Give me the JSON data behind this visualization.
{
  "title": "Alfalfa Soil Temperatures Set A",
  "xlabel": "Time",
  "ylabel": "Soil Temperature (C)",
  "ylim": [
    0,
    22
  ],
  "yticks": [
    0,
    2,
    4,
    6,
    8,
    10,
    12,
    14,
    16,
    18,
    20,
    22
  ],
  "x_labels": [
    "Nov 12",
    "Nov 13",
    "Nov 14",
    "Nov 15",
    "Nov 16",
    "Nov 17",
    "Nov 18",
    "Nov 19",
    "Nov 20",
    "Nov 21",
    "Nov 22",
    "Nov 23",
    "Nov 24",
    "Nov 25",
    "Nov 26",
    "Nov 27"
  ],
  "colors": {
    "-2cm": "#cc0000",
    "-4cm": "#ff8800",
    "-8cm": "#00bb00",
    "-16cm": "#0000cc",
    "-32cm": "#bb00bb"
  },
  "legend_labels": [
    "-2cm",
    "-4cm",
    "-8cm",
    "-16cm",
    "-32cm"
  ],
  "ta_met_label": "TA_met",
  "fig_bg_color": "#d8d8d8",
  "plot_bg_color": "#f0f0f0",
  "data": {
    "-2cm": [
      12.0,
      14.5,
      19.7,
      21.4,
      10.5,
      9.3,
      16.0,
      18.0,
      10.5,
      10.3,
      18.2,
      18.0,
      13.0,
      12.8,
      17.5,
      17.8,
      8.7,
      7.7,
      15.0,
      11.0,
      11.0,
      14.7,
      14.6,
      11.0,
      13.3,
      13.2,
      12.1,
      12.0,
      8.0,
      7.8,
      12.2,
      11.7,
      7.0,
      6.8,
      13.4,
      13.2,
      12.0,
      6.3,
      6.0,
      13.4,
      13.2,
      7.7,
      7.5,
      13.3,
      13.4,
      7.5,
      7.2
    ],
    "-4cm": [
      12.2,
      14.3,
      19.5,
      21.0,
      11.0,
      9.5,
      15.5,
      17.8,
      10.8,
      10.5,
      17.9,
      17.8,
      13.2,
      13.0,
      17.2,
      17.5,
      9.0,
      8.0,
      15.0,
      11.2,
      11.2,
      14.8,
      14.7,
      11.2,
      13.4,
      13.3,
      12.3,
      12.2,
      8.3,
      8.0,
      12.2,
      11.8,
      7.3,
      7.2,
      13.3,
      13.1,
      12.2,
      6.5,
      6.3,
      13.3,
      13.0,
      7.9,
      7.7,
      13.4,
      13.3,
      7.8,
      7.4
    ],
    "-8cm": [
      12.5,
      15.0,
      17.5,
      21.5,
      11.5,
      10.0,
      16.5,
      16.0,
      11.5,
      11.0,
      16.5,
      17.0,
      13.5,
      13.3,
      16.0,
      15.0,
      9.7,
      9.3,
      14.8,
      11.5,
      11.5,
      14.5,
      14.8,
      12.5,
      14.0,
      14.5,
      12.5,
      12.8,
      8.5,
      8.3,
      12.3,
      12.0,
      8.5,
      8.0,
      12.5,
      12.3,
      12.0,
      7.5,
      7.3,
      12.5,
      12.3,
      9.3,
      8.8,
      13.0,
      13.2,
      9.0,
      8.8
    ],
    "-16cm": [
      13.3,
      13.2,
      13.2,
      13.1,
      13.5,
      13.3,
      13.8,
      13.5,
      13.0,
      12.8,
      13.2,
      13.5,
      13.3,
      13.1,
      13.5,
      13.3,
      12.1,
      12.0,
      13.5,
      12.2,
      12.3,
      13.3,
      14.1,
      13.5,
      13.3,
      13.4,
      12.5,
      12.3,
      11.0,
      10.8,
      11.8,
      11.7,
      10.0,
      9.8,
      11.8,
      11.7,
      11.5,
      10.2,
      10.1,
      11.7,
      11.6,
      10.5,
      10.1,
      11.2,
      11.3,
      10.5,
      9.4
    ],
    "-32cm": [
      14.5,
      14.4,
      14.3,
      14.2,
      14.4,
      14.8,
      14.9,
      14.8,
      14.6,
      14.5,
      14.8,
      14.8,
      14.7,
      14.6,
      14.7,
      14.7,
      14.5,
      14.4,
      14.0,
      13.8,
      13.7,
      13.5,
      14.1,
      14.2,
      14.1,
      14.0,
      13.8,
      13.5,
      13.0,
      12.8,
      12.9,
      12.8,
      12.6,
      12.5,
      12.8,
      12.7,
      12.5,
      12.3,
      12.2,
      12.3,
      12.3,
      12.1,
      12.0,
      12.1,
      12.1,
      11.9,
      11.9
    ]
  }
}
*-*-*
Filter the listing for the word "Soil" and copy every line that holds it.

__Answer for the task__
  "title": "Alfalfa Soil Temperatures Set A",
  "ylabel": "Soil Temperature (C)",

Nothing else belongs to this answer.